-- START Dataset records --
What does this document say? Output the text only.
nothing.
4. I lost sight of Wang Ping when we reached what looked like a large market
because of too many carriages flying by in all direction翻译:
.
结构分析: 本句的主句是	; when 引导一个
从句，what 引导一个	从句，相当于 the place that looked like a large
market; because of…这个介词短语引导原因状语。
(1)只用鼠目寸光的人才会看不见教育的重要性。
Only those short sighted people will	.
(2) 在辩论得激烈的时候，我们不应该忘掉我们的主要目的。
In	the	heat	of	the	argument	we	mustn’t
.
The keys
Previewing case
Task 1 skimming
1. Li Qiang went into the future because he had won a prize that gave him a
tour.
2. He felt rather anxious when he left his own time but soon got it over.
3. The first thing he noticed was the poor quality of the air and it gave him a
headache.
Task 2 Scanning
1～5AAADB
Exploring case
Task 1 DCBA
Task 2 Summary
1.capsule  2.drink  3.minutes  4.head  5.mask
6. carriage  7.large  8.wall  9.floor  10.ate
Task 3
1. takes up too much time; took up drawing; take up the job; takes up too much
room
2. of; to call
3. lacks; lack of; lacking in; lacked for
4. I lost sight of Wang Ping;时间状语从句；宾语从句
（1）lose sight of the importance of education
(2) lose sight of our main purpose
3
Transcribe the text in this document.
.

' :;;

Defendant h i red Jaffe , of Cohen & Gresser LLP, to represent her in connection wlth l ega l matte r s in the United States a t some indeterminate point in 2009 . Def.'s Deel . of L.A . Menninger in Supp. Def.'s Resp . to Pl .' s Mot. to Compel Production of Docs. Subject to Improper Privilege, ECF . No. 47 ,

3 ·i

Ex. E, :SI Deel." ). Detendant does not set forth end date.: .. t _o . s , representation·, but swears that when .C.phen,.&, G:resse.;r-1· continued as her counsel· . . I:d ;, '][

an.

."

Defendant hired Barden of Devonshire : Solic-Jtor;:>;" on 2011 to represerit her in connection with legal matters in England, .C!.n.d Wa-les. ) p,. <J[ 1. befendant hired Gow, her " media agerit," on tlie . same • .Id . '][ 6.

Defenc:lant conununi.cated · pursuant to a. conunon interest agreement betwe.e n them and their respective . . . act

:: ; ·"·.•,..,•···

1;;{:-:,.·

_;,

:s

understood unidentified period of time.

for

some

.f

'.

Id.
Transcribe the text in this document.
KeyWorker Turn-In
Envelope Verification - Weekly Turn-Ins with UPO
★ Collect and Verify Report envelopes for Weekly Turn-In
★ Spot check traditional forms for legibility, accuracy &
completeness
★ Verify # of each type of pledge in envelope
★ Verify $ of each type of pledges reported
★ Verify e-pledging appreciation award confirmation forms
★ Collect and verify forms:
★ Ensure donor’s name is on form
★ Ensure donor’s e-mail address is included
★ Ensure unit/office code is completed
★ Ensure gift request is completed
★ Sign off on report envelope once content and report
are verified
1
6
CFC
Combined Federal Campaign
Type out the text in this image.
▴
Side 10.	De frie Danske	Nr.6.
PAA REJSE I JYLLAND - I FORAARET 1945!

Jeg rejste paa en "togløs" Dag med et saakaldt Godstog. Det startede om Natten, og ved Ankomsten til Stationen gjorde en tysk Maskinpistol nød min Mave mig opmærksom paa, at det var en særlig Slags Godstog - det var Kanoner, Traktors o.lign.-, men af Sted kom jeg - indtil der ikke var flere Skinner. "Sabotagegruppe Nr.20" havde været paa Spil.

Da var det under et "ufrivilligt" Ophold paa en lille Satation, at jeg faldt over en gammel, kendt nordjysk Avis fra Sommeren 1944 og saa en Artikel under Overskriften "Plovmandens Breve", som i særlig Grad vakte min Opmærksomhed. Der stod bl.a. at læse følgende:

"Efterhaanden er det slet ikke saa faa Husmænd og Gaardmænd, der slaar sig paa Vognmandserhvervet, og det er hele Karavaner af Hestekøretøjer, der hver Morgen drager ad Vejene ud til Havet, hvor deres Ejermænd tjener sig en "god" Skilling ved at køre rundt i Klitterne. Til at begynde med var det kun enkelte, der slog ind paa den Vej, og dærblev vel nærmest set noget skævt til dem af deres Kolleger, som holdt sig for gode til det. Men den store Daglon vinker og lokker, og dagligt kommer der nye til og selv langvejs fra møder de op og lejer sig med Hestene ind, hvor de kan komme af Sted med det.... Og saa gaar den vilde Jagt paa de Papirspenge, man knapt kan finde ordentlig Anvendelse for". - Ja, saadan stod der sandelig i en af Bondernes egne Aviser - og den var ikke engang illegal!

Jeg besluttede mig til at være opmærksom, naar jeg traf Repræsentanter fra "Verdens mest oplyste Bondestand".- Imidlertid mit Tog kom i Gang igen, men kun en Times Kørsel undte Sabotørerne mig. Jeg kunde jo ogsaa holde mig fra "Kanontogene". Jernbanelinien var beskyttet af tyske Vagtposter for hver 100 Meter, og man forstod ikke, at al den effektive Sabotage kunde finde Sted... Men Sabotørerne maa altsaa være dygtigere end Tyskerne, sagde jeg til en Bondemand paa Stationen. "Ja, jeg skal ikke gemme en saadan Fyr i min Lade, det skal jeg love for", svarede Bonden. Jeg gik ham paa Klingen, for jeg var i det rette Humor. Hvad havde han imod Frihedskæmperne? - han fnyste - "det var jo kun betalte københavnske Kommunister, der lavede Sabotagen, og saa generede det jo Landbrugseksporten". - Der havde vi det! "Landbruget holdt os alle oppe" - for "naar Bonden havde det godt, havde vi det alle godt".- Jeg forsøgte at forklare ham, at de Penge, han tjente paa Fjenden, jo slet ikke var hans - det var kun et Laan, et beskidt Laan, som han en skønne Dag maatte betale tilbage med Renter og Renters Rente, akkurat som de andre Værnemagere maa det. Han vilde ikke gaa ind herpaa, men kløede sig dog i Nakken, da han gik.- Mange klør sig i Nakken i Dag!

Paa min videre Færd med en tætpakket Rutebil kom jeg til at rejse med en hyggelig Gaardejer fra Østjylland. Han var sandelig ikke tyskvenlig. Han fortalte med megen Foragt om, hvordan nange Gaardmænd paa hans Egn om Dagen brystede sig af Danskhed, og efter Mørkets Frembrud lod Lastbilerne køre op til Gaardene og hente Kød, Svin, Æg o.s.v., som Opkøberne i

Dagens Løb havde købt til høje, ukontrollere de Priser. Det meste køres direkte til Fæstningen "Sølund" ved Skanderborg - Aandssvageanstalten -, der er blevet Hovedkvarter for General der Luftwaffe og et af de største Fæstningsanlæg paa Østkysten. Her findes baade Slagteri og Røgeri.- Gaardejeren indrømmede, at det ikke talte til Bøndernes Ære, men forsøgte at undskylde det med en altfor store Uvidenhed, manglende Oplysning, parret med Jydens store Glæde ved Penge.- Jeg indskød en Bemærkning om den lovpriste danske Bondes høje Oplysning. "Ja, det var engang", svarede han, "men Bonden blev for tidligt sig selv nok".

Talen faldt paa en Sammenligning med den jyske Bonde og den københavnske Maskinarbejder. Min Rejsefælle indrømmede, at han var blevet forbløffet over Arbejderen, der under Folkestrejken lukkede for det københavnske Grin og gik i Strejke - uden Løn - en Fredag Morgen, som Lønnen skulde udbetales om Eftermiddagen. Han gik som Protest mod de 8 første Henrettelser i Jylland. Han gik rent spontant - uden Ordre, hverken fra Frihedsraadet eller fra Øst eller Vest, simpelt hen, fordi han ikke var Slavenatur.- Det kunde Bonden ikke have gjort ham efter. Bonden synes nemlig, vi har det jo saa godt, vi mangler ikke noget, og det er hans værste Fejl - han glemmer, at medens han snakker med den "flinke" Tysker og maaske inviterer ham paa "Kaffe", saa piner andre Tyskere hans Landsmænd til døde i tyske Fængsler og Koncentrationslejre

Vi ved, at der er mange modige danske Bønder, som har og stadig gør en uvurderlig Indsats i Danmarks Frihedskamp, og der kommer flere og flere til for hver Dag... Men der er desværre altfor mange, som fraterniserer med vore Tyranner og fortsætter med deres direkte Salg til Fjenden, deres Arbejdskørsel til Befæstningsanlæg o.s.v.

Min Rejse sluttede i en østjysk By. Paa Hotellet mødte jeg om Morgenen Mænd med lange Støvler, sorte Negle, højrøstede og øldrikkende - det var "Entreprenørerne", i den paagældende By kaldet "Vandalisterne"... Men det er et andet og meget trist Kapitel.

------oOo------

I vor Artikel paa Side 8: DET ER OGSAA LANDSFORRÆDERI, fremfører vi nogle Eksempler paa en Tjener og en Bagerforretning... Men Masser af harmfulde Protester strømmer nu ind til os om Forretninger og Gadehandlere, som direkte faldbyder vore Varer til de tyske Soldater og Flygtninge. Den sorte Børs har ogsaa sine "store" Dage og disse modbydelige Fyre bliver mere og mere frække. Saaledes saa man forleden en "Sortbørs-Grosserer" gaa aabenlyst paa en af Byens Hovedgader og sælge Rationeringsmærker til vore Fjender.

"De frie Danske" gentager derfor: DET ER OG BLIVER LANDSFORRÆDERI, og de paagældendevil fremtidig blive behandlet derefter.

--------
-- END Dataset records --
Examine the records and pull out every line where the string "market" occurs.

4. I lost sight of Wang Ping when we reached what looked like a large market
market; because of…这个介词短语引导原因状语。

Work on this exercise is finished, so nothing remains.